*** Data for this exercise

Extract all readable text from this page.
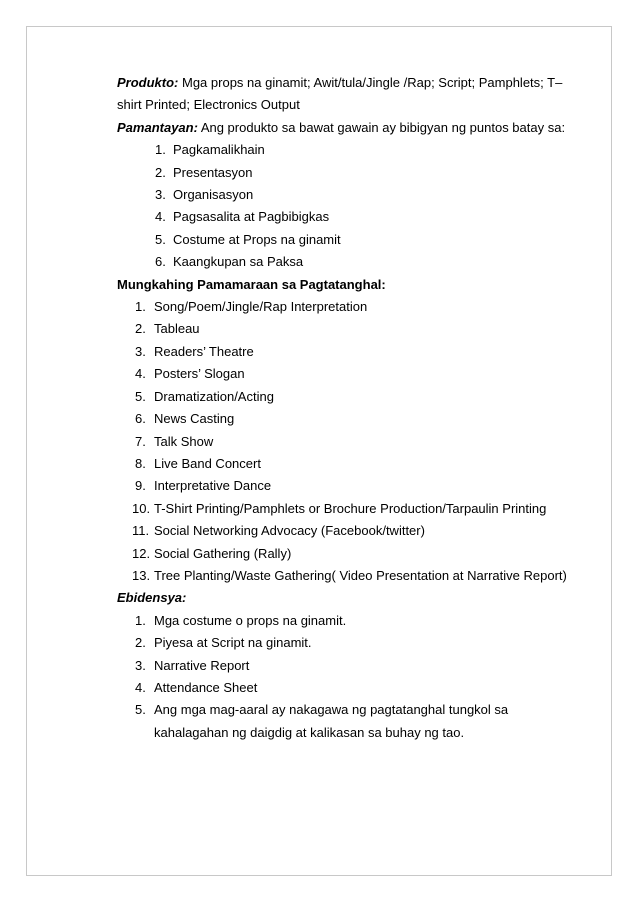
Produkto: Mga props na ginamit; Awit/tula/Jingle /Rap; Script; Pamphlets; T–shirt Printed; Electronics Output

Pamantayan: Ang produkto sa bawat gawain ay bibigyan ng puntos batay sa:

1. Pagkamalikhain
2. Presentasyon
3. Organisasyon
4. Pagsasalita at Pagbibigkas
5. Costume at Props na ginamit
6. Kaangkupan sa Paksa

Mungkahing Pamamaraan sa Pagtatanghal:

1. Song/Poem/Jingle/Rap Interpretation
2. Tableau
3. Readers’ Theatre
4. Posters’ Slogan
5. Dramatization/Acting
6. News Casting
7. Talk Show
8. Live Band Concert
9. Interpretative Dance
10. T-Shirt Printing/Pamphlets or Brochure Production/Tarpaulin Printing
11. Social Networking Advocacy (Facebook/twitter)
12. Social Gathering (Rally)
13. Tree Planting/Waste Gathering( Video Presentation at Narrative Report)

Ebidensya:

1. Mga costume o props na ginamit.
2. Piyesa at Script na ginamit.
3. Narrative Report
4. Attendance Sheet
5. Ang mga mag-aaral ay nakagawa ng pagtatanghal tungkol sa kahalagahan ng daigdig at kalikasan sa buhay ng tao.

******

The request -
Copy out every line of the material above exactly, skipping the pictures.

Task solution -
Extract all readable text from this page.
Produkto: Mga props na ginamit; Awit/tula/Jingle /Rap; Script; Pamphlets; T–shirt Printed; Electronics Output

Pamantayan: Ang produkto sa bawat gawain ay bibigyan ng puntos batay sa:

1. Pagkamalikhain
2. Presentasyon
3. Organisasyon
4. Pagsasalita at Pagbibigkas
5. Costume at Props na ginamit
6. Kaangkupan sa Paksa

Mungkahing Pamamaraan sa Pagtatanghal:

1. Song/Poem/Jingle/Rap Interpretation
2. Tableau
3. Readers’ Theatre
4. Posters’ Slogan
5. Dramatization/Acting
6. News Casting
7. Talk Show
8. Live Band Concert
9. Interpretative Dance
10. T-Shirt Printing/Pamphlets or Brochure Production/Tarpaulin Printing
11. Social Networking Advocacy (Facebook/twitter)
12. Social Gathering (Rally)
13. Tree Planting/Waste Gathering( Video Presentation at Narrative Report)

Ebidensya:

1. Mga costume o props na ginamit.
2. Piyesa at Script na ginamit.
3. Narrative Report
4. Attendance Sheet
5. Ang mga mag-aaral ay nakagawa ng pagtatanghal tungkol sa kahalagahan ng daigdig at kalikasan sa buhay ng tao.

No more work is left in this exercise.